EXERCISE
Wherever the word "Source" appears in a line, copy that line.

INPUT DATA

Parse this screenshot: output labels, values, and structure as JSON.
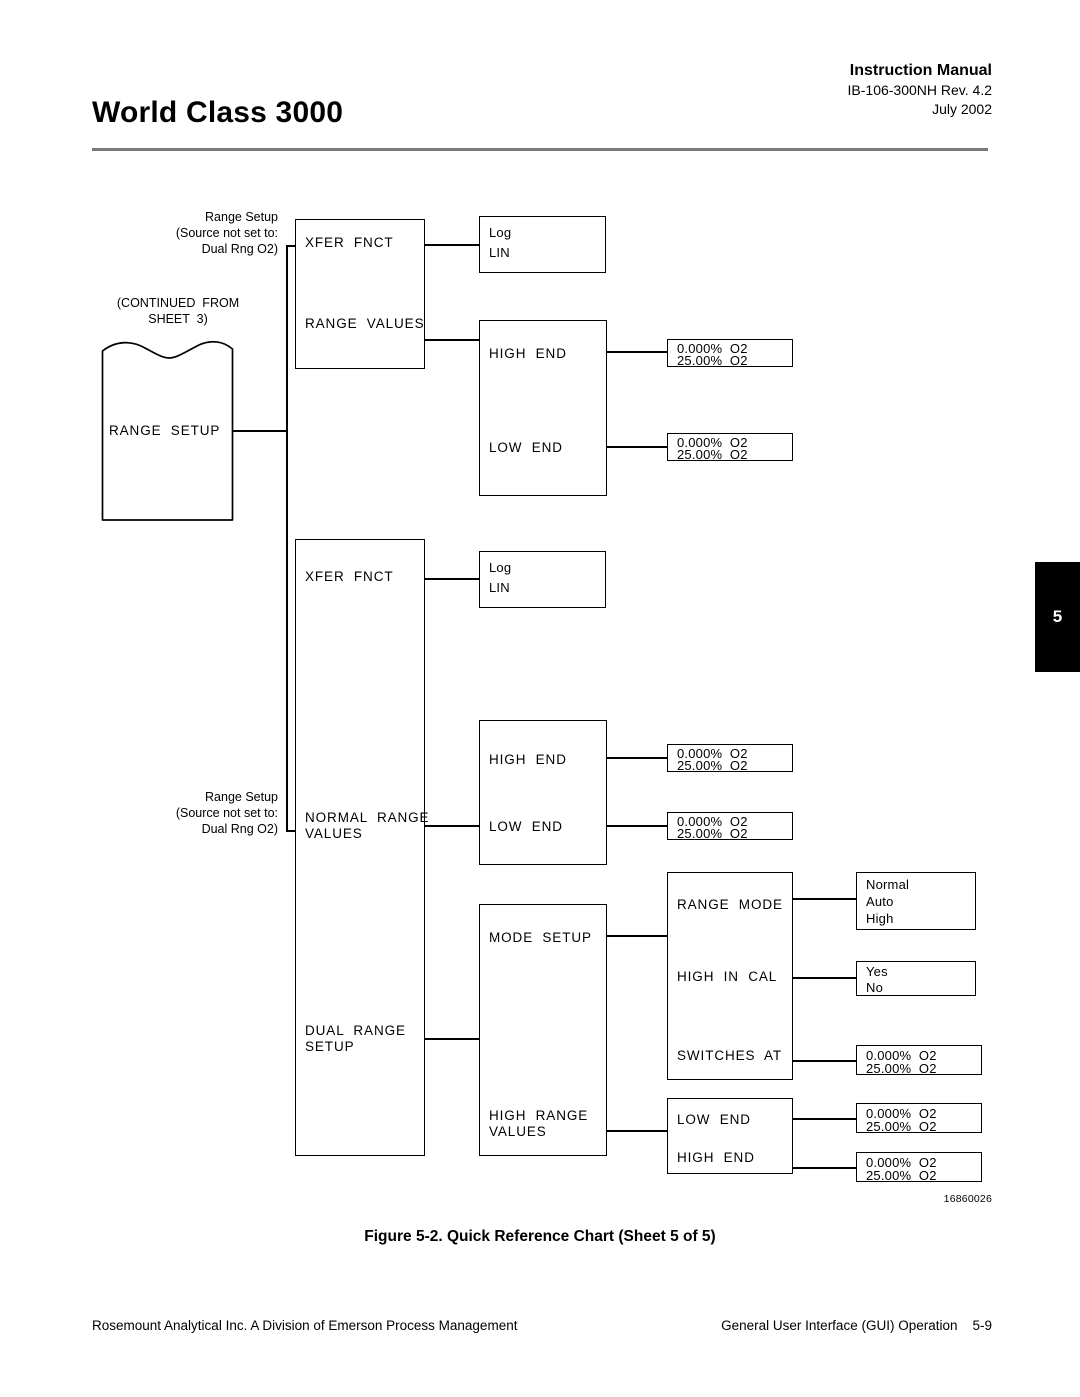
{
  "header": {
    "doc_title": "World Class 3000",
    "manual_label": "Instruction Manual",
    "manual_number": "IB-106-300NH Rev. 4.2",
    "manual_date": "July 2002"
  },
  "side_tab": {
    "chapter": "5"
  },
  "notes": {
    "continued_from": "(CONTINUED  FROM\nSHEET  3)",
    "range_setup_source_top": "Range Setup\n(Source not set to:\nDual Rng O2)",
    "range_setup_source_bottom": "Range Setup\n(Source not set to:\nDual Rng O2)"
  },
  "diagram": {
    "root": {
      "label": "RANGE  SETUP"
    },
    "branch_single": {
      "menu": {
        "items": [
          "XFER  FNCT",
          "RANGE  VALUES"
        ]
      },
      "xfer_options": [
        "Log",
        "LIN"
      ],
      "range_values": {
        "items": [
          "HIGH  END",
          "LOW  END"
        ]
      },
      "high_end_values": [
        "0.000%  O2",
        "25.00%  O2"
      ],
      "low_end_values": [
        "0.000%  O2",
        "25.00%  O2"
      ]
    },
    "branch_dual": {
      "menu": {
        "items": [
          "XFER  FNCT",
          "NORMAL  RANGE\nVALUES",
          "DUAL  RANGE\nSETUP"
        ]
      },
      "xfer_options": [
        "Log",
        "LIN"
      ],
      "normal_range_values": {
        "items": [
          "HIGH  END",
          "LOW  END"
        ]
      },
      "normal_high_end_values": [
        "0.000%  O2",
        "25.00%  O2"
      ],
      "normal_low_end_values": [
        "0.000%  O2",
        "25.00%  O2"
      ],
      "dual_range_menu": {
        "items": [
          "MODE  SETUP",
          "HIGH  RANGE\nVALUES"
        ]
      },
      "mode_setup": {
        "items": [
          "RANGE  MODE",
          "HIGH  IN  CAL",
          "SWITCHES  AT"
        ]
      },
      "range_mode_options": [
        "Normal",
        "Auto",
        "High"
      ],
      "high_in_cal_options": [
        "Yes",
        "No"
      ],
      "switches_at_values": [
        "0.000%  O2",
        "25.00%  O2"
      ],
      "high_range_values": {
        "items": [
          "LOW  END",
          "HIGH  END"
        ]
      },
      "high_range_low_end_values": [
        "0.000%  O2",
        "25.00%  O2"
      ],
      "high_range_high_end_values": [
        "0.000%  O2",
        "25.00%  O2"
      ]
    },
    "drawing_number": "16860026"
  },
  "figure": {
    "caption": "Figure 5-2.  Quick Reference Chart (Sheet 5 of 5)"
  },
  "footer": {
    "left": "Rosemount Analytical Inc.    A Division of Emerson Process Management",
    "right": "General User Interface (GUI) Operation    5-9"
  }
}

THE RESPONSE
    "range_setup_source_top": "Range Setup\n(Source not set to:\nDual Rng O2)",
    "range_setup_source_bottom": "Range Setup\n(Source not set to:\nDual Rng O2)"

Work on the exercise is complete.